--- Begin PROVIDED MATERIAL ---
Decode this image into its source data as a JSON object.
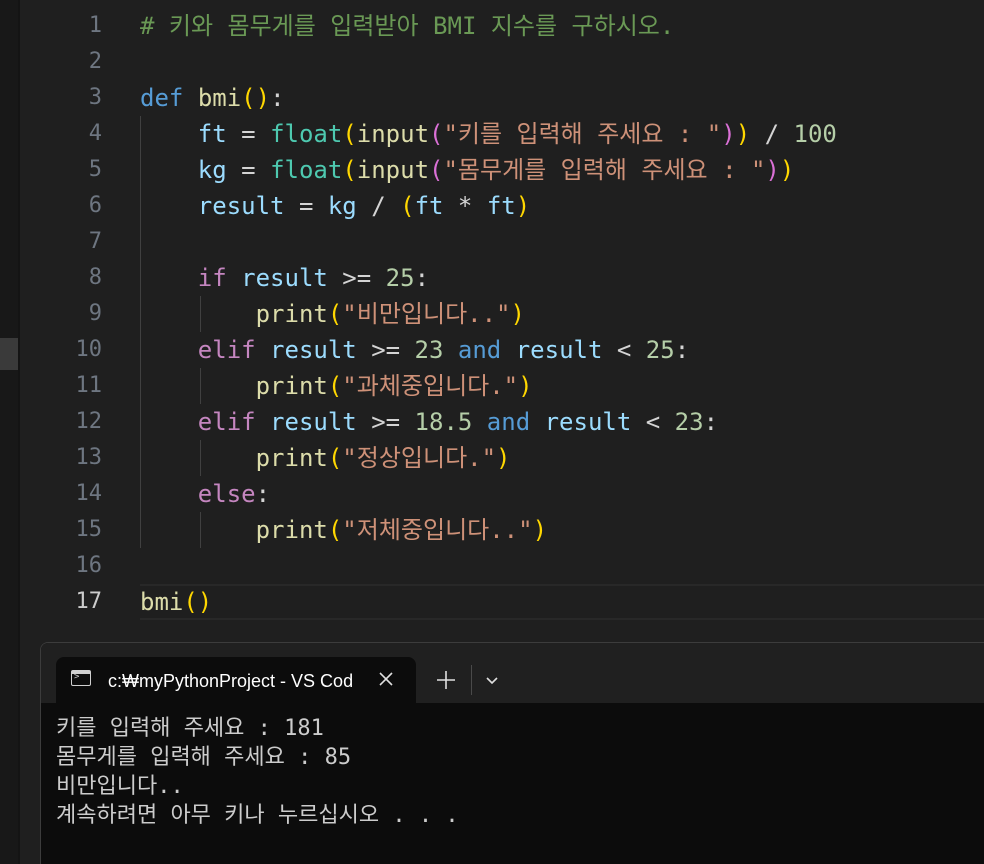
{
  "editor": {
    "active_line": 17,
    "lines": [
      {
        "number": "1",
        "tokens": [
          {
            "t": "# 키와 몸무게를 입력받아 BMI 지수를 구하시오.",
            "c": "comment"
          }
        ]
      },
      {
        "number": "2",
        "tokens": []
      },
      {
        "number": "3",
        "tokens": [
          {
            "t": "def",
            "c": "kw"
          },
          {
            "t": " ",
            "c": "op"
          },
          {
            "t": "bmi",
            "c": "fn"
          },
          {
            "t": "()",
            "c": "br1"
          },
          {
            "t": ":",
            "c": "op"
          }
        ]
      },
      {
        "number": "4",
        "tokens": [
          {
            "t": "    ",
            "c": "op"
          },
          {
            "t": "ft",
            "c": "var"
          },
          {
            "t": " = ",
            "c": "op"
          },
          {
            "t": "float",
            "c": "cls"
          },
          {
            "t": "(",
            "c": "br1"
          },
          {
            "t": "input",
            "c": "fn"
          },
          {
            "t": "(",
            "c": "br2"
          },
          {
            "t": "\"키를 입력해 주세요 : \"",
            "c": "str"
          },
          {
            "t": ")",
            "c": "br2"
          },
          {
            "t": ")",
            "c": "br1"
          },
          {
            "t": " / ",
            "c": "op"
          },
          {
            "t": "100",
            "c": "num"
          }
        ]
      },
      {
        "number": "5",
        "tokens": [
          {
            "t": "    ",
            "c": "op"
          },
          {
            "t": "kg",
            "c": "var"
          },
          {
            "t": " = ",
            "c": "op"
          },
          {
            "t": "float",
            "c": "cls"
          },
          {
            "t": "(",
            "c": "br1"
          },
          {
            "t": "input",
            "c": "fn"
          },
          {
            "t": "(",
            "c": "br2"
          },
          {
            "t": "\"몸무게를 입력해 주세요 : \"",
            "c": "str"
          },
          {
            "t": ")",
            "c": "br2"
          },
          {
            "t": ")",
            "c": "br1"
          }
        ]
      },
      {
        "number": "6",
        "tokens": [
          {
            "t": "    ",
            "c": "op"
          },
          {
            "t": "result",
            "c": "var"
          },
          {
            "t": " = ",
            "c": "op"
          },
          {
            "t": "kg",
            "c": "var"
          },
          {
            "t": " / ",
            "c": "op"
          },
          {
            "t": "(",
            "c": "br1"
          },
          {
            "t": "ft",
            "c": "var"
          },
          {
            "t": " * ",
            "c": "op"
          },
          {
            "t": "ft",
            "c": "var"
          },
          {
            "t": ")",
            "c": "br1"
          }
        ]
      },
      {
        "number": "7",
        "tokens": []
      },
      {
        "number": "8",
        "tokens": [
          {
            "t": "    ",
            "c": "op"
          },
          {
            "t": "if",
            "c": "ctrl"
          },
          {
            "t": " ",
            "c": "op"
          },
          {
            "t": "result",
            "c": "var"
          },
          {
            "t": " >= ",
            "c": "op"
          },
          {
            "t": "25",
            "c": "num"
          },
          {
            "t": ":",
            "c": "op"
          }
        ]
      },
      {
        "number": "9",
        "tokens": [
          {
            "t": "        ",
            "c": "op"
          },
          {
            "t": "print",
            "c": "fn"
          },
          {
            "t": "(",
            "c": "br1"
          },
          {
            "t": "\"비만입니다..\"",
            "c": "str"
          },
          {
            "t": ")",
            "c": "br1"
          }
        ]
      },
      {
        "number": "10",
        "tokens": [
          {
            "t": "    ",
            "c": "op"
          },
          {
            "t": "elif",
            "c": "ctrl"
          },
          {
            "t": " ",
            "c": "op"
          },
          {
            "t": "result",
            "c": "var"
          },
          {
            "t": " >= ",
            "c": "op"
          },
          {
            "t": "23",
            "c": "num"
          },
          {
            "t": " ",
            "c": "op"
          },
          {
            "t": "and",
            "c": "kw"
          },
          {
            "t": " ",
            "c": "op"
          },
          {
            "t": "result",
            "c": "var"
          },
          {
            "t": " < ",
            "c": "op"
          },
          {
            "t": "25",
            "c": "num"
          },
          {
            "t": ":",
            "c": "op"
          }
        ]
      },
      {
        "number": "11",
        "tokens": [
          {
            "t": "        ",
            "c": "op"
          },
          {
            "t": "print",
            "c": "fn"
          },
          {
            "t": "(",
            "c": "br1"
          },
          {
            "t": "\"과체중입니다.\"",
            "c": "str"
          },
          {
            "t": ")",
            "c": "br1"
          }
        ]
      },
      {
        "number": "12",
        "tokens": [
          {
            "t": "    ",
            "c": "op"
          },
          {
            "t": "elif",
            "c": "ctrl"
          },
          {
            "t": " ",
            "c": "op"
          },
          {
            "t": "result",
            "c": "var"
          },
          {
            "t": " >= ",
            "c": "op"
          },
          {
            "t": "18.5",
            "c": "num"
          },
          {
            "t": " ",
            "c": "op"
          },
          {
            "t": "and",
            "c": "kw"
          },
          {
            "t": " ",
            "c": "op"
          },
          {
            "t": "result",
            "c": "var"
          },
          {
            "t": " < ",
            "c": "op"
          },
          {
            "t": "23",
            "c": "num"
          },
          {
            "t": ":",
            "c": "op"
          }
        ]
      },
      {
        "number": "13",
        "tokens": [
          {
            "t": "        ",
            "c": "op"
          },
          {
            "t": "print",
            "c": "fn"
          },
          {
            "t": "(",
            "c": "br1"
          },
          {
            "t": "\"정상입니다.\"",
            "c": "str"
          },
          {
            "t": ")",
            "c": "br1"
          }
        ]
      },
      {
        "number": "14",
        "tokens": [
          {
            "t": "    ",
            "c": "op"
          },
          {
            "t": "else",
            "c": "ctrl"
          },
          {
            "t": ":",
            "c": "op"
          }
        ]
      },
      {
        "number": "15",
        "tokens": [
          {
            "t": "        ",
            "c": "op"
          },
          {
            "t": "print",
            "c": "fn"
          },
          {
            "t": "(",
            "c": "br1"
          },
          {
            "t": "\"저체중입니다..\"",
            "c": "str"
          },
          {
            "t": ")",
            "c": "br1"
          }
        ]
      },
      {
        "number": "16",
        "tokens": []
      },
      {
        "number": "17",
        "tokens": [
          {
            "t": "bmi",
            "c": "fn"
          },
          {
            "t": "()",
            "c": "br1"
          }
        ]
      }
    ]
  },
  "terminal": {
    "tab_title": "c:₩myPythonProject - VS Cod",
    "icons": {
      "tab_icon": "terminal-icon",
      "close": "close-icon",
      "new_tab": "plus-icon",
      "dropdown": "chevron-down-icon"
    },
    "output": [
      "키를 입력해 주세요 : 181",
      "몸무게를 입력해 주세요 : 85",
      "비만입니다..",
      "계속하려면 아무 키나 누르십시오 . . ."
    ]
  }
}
--- End PROVIDED MATERIAL ---
— AIM OF THE EXERCISE —
Your reply is one number: how many lines of the records above contain the word "몸무게를".

— FINISHED TASK —
3